─── Material to process ───

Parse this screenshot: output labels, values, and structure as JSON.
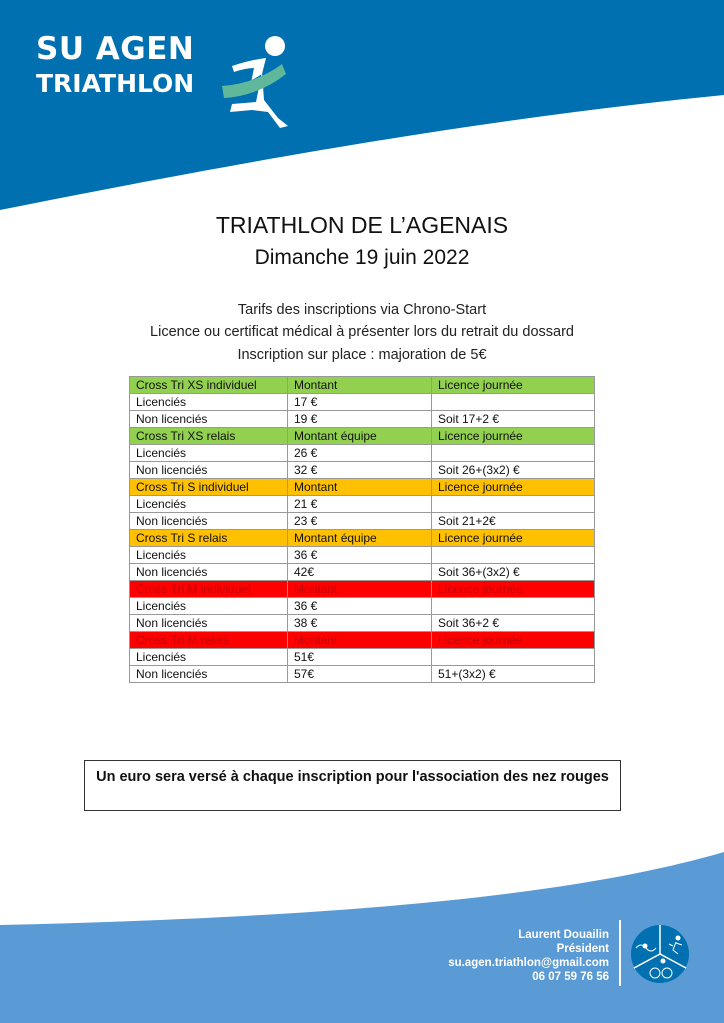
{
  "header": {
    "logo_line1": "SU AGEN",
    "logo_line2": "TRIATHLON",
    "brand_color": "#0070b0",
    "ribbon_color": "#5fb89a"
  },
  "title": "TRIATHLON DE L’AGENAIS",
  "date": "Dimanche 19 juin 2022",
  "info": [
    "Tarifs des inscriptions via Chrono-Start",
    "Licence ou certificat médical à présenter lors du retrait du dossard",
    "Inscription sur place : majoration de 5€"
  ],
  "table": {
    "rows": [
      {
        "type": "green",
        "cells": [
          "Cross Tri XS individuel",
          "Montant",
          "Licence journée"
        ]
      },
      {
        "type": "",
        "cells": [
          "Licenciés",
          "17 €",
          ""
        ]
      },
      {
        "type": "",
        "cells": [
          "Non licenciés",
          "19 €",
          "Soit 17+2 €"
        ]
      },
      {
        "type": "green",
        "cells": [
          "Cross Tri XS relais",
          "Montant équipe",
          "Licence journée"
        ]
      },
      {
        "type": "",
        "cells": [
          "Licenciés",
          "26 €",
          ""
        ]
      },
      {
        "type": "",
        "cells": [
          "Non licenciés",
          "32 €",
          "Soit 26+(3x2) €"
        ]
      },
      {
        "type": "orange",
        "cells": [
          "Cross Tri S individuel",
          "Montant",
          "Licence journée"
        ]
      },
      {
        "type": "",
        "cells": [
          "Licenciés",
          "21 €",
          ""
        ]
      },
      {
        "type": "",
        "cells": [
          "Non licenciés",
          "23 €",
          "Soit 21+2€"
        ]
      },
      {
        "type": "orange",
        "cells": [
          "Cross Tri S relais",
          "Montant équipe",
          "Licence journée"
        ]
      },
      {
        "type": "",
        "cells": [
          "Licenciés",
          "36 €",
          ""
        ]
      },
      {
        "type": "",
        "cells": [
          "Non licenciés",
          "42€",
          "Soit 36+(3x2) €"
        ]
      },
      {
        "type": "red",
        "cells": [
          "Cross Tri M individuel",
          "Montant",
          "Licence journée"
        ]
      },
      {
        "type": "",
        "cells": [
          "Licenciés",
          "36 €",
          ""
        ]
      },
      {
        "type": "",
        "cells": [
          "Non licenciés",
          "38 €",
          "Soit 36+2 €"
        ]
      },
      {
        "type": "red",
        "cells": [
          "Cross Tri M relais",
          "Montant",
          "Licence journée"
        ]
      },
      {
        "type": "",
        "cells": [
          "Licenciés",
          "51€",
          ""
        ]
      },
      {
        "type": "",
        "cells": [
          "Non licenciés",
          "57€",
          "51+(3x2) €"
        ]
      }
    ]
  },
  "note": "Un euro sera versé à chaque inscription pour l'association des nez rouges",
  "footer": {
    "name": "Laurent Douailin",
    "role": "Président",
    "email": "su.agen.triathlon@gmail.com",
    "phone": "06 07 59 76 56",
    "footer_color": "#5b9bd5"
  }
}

───
─── Material to process ───

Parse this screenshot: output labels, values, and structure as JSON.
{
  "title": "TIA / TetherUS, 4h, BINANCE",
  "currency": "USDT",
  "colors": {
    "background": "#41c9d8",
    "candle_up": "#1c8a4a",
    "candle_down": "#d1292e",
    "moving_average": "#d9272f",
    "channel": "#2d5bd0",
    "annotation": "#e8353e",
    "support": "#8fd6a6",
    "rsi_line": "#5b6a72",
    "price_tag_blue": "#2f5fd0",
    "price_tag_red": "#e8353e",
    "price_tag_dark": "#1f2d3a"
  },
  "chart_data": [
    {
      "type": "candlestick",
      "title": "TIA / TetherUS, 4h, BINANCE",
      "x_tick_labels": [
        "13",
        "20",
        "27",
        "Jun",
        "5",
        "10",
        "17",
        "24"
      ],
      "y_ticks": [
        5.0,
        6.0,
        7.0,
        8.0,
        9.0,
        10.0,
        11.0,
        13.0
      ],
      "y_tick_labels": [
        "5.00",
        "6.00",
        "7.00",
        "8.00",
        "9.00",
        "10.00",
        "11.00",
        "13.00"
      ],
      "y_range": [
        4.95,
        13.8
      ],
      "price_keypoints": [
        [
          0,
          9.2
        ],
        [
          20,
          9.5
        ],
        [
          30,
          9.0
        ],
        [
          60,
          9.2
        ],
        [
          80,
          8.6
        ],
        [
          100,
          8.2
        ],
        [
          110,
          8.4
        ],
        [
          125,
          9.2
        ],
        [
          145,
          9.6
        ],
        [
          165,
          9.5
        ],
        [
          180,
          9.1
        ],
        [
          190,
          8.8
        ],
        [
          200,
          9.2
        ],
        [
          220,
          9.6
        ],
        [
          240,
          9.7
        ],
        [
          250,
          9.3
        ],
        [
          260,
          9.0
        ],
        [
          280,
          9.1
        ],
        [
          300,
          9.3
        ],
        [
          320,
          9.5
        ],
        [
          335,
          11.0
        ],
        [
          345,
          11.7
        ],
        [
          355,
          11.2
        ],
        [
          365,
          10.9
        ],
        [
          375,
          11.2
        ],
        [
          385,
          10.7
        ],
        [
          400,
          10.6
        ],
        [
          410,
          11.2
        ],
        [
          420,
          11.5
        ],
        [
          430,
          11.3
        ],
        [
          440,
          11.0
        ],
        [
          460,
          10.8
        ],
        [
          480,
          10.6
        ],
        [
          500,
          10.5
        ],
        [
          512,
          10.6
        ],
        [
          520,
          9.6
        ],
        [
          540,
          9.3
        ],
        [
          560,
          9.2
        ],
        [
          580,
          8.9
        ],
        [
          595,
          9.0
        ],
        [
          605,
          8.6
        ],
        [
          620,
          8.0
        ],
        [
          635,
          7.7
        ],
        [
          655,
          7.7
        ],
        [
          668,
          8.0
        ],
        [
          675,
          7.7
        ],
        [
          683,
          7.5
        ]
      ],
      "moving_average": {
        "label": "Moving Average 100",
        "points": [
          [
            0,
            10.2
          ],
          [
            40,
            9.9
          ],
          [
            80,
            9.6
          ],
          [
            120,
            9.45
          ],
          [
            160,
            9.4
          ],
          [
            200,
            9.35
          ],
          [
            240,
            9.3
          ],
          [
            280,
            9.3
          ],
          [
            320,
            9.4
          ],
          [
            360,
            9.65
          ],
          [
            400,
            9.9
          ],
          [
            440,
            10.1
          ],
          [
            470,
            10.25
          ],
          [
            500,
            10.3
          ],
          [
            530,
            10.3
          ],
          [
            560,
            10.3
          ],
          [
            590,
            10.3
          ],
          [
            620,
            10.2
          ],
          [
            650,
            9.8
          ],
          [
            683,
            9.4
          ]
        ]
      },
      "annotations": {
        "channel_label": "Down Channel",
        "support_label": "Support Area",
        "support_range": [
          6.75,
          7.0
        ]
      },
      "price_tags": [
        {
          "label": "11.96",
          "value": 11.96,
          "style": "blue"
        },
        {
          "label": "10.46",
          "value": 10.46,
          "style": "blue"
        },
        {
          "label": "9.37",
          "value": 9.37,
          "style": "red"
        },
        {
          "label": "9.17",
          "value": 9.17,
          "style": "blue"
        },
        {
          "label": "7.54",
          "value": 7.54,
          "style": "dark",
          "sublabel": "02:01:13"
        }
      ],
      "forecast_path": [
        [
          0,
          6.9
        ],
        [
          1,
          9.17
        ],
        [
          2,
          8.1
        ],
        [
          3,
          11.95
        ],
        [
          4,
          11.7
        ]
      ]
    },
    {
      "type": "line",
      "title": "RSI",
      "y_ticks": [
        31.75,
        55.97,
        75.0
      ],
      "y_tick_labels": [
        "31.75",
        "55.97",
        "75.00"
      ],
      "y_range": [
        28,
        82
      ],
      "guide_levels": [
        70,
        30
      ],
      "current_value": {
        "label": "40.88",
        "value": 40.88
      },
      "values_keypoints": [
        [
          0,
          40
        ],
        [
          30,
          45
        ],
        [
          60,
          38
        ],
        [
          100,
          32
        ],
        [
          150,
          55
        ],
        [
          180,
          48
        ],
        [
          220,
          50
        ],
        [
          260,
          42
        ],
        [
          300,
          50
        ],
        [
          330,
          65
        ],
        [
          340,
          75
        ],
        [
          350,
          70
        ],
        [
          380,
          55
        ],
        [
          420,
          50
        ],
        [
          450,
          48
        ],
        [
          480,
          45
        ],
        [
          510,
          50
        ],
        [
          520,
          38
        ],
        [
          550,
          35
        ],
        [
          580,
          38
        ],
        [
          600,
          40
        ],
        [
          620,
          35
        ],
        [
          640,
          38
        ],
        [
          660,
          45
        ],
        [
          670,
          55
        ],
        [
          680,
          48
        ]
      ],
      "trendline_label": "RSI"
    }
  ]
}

───
─── Material to process ───

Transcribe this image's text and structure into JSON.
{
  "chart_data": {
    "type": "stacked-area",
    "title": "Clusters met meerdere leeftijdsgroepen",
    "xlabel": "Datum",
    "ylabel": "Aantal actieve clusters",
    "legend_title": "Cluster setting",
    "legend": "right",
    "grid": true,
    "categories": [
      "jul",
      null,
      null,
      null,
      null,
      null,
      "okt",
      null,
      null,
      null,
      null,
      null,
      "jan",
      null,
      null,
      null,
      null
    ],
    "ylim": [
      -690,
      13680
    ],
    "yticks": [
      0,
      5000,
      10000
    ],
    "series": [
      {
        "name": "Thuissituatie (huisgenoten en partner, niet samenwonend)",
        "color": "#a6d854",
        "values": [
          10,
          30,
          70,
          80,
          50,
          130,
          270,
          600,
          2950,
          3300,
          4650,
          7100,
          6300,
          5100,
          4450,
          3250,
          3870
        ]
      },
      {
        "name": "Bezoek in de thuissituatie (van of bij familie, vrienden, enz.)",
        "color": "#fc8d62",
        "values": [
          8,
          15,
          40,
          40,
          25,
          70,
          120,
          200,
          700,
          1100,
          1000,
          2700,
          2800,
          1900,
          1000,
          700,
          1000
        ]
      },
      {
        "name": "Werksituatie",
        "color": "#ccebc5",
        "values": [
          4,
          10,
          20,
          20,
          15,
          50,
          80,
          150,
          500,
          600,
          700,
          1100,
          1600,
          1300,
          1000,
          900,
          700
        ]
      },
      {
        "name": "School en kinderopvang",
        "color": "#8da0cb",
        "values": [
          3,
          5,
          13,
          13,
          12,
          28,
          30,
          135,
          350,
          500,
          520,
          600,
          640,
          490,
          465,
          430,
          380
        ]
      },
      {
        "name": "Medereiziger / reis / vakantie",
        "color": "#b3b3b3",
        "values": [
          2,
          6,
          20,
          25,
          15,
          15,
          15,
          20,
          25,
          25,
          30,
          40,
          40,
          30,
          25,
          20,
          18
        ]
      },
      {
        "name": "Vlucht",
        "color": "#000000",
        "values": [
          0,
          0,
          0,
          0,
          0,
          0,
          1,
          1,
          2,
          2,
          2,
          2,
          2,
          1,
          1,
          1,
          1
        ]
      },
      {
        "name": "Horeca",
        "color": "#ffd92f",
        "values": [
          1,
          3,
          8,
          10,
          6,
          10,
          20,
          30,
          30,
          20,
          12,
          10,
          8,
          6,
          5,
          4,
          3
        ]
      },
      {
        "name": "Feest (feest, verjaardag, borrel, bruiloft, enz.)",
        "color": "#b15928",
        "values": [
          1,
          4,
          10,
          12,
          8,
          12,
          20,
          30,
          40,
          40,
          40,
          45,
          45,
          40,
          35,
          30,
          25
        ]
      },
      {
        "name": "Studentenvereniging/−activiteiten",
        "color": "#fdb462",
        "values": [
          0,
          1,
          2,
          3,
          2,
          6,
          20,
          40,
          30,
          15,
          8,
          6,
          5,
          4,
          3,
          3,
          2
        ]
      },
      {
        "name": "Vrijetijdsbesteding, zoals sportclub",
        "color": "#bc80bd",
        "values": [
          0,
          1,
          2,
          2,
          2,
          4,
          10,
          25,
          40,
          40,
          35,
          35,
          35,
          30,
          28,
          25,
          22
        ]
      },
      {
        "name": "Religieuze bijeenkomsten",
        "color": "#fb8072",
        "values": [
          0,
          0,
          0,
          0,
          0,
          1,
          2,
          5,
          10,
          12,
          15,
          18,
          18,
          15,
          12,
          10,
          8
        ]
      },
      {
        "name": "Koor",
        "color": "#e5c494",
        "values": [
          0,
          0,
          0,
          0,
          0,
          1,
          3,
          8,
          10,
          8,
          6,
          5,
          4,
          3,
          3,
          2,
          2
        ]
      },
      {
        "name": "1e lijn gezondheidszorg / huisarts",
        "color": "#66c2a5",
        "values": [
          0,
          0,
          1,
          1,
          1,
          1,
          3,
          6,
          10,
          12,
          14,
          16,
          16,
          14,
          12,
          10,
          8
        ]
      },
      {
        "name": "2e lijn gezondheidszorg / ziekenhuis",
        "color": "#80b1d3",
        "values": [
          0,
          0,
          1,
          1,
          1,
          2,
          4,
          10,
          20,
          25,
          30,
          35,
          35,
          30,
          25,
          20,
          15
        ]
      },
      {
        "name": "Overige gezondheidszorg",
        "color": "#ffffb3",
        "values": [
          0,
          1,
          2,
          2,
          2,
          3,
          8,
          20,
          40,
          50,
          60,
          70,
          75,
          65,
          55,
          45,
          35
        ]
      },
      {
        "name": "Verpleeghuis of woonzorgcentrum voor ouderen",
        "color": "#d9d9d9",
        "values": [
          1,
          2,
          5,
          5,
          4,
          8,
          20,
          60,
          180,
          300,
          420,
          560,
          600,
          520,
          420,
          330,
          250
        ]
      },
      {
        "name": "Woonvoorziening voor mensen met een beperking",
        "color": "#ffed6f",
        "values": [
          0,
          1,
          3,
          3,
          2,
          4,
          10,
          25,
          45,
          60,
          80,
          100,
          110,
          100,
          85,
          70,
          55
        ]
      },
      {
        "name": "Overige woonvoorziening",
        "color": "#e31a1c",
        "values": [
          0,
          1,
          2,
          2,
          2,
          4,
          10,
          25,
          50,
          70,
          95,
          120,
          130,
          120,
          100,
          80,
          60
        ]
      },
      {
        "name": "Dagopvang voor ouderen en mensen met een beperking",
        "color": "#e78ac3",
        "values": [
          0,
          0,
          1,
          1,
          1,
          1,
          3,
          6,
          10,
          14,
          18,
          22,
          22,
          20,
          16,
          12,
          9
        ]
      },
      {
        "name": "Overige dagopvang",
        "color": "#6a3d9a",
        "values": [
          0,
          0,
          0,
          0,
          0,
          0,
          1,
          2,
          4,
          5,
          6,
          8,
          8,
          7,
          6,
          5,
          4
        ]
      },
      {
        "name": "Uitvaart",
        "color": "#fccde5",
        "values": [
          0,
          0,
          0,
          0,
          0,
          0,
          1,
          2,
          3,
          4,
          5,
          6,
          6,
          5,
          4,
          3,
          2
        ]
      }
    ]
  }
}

───

Provide the number of lines in these entries that hold the word "TetherUS", without any accompanying text.

2